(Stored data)
● ● ● ● ●
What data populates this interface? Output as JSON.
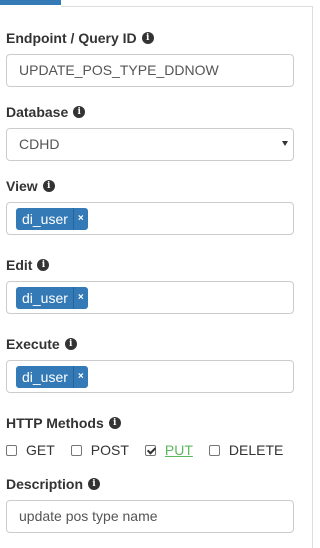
{
  "form": {
    "endpoint": {
      "label": "Endpoint / Query ID",
      "value": "UPDATE_POS_TYPE_DDNOW"
    },
    "database": {
      "label": "Database",
      "value": "CDHD"
    },
    "view": {
      "label": "View",
      "tags": [
        {
          "text": "di_user",
          "remove": "×"
        }
      ]
    },
    "edit": {
      "label": "Edit",
      "tags": [
        {
          "text": "di_user",
          "remove": "×"
        }
      ]
    },
    "execute": {
      "label": "Execute",
      "tags": [
        {
          "text": "di_user",
          "remove": "×"
        }
      ]
    },
    "http_methods": {
      "label": "HTTP Methods",
      "options": [
        {
          "label": "GET",
          "checked": false
        },
        {
          "label": "POST",
          "checked": false
        },
        {
          "label": "PUT",
          "checked": true
        },
        {
          "label": "DELETE",
          "checked": false
        }
      ]
    },
    "description": {
      "label": "Description",
      "value": "update pos type name"
    }
  },
  "icons": {
    "info": "i"
  },
  "colors": {
    "primary": "#337ab7",
    "active_method": "#5cb85c",
    "border": "#cccccc"
  }
}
● ● ● ● ●
Set problem:
Restate the listing above word for word, and skip the pictures.

The result:
What data populates this interface? Output as JSON.
{
  "form": {
    "endpoint": {
      "label": "Endpoint / Query ID",
      "value": "UPDATE_POS_TYPE_DDNOW"
    },
    "database": {
      "label": "Database",
      "value": "CDHD"
    },
    "view": {
      "label": "View",
      "tags": [
        {
          "text": "di_user",
          "remove": "×"
        }
      ]
    },
    "edit": {
      "label": "Edit",
      "tags": [
        {
          "text": "di_user",
          "remove": "×"
        }
      ]
    },
    "execute": {
      "label": "Execute",
      "tags": [
        {
          "text": "di_user",
          "remove": "×"
        }
      ]
    },
    "http_methods": {
      "label": "HTTP Methods",
      "options": [
        {
          "label": "GET",
          "checked": false
        },
        {
          "label": "POST",
          "checked": false
        },
        {
          "label": "PUT",
          "checked": true
        },
        {
          "label": "DELETE",
          "checked": false
        }
      ]
    },
    "description": {
      "label": "Description",
      "value": "update pos type name"
    }
  },
  "icons": {
    "info": "i"
  },
  "colors": {
    "primary": "#337ab7",
    "active_method": "#5cb85c",
    "border": "#cccccc"
  }
}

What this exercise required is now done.